--- EXCERPT PROVIDED Enclosed Below ---
So, T knows I am struggling with finances and it has always been a worry of his. IMO my household income should allow for it if H and I communicated better and set budgets etc. but H won’t. So I totally understand T not flexing on his fee. He clearly states he does not do a sliding scale. Those that do have a sliding scale would only offer a minimal discount if any based on our income so that is a mute issue for me. T does provide the paperwork to file out of network with H insurance but again, H has issues with that. So, again I do feel as though I can be upset with T when clearly there are things I *should* be able to do to afford to see him.
T has pretty strongly suggested going to every other week seeing as with the stressors of the pandemic he is only being supportive he doesn’t feel as though he is truly providing therapy (processing work for CPTSD). Pdoc thinks I should be seeing T a minimum of 2x/wk because of my level of trauma. The effects of the pandemic are super triggering as they mimic a lot of the neglect I experienced as a child. T is also, literally, the only person I talk to besides H because I don’t like phones/video chat... so I see him as more essential than ever right now.
--- End of Enclosed EXCERPT PROVIDED ---
--- RECORDS PROVIDED Enclosed Below ---
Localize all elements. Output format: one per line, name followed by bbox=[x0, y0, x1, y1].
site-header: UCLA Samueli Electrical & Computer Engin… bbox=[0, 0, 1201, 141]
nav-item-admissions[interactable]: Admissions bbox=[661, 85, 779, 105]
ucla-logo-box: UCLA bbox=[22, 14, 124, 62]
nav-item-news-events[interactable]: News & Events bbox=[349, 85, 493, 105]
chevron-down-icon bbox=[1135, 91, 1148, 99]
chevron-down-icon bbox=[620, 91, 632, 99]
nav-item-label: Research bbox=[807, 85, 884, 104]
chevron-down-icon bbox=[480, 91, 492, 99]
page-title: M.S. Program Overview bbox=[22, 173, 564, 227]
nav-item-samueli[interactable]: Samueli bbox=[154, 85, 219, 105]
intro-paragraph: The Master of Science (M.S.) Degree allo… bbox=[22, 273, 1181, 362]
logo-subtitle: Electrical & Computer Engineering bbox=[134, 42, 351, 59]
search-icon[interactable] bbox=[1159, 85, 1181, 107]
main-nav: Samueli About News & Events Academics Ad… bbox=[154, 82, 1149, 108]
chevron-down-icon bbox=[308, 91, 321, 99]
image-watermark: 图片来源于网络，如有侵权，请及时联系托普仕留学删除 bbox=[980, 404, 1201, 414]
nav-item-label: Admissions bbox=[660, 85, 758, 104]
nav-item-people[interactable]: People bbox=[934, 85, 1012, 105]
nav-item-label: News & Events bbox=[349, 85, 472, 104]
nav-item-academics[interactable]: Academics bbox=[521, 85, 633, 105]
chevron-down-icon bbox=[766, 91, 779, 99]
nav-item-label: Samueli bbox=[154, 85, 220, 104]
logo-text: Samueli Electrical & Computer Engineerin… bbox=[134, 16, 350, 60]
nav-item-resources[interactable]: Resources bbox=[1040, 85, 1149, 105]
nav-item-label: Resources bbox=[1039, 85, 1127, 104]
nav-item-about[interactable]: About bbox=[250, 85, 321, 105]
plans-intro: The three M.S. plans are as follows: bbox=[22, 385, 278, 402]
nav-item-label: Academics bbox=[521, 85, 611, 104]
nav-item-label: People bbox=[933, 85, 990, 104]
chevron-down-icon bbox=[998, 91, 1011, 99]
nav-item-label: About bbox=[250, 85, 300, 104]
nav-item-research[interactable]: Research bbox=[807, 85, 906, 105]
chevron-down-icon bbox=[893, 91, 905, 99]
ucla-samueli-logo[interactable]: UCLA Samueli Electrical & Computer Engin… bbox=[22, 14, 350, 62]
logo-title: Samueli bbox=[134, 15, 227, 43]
--- End of Enclosed RECORDS PROVIDED ---
- THE PROBLEM:
Reproduce the passage from the post about paying for therapy verbatim, from "So, T knows" up to and including "to see him.".

- RESULT:
So, T knows I am struggling with finances and it has always been a worry of his. IMO my household income should allow for it if H and I communicated better and set budgets etc. but H won’t. So I totally understand T not flexing on his fee. He clearly states he does not do a sliding scale. Those that do have a sliding scale would only offer a minimal discount if any based on our income so that is a mute issue for me. T does provide the paperwork to file out of network with H insurance but again, H has issues with that. So, again I do feel as though I can be upset with T when clearly there are things I *should* be able to do to afford to see him.